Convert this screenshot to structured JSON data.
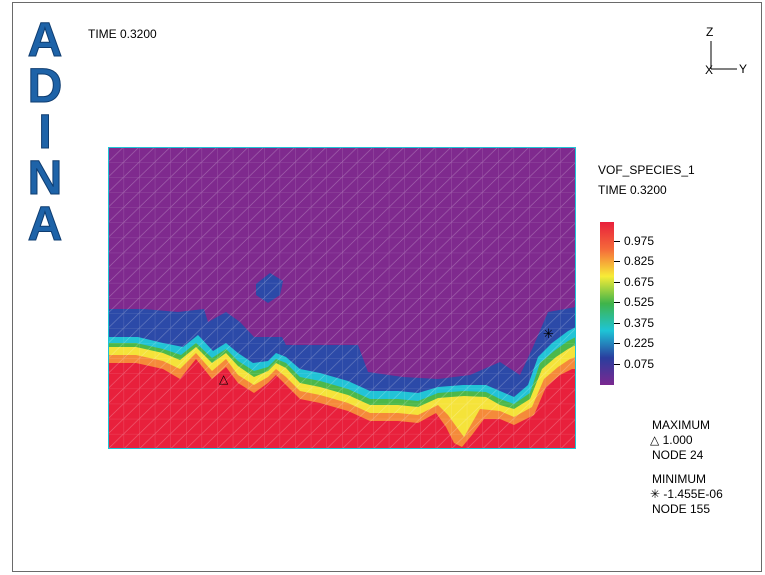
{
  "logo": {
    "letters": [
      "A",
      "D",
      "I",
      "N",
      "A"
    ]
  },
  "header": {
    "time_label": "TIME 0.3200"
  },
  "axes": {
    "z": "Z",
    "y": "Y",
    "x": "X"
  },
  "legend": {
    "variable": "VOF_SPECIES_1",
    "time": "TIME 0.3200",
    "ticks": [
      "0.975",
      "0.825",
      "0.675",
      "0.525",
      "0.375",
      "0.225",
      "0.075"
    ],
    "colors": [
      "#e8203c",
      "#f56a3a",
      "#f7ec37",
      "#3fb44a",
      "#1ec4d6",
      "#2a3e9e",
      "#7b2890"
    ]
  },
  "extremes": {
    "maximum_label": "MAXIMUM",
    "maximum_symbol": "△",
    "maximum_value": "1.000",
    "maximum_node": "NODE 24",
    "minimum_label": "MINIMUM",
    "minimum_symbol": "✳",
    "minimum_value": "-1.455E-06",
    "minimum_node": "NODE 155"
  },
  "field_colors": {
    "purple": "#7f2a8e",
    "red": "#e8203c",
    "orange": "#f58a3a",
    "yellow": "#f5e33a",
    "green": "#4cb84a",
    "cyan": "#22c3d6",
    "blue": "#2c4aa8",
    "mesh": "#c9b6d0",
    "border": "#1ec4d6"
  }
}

########################################

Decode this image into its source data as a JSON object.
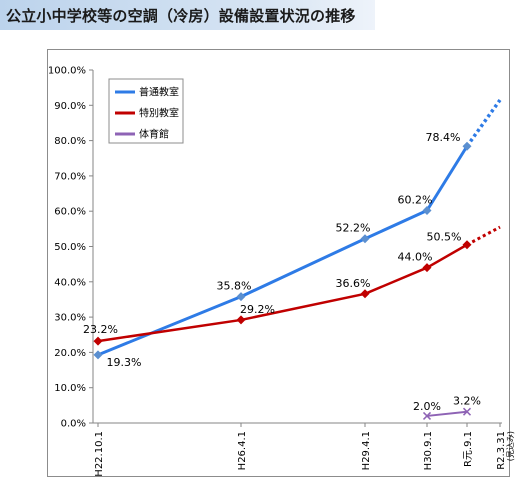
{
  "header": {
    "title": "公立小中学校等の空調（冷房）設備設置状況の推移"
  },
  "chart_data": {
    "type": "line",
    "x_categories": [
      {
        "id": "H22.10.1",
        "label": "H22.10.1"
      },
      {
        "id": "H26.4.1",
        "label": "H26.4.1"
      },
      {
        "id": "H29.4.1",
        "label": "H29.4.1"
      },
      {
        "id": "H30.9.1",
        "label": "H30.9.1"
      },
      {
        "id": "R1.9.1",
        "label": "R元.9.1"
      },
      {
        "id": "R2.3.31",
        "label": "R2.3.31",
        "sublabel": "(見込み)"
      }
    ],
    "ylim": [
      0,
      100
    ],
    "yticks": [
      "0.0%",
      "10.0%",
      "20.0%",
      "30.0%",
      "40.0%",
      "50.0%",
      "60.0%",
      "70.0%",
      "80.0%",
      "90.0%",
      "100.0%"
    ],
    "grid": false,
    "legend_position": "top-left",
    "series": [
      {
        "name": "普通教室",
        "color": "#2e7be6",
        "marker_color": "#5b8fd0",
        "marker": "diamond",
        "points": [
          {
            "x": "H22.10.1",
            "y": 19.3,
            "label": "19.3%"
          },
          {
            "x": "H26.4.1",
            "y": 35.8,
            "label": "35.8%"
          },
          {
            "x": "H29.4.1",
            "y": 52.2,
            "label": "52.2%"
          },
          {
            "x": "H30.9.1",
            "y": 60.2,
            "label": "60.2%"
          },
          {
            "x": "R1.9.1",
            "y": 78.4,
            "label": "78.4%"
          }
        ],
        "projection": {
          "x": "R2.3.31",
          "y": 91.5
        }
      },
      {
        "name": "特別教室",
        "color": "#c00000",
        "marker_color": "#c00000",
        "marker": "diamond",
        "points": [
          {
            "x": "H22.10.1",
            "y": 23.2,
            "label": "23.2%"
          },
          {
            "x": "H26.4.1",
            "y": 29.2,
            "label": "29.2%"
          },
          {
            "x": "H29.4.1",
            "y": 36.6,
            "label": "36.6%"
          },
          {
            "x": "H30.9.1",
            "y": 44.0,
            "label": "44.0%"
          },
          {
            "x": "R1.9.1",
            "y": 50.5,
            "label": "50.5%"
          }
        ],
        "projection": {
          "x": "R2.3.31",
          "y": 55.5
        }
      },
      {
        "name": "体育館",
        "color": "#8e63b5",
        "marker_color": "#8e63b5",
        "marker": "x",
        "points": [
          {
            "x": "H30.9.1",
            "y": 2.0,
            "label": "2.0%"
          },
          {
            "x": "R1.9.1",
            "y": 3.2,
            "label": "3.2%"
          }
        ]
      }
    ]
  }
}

########################################

Extract all lines of the records above that include "JSON".

- **Final result**
Convert this screenshot to structured JSON data.
Decode this image into its source data as a JSON object.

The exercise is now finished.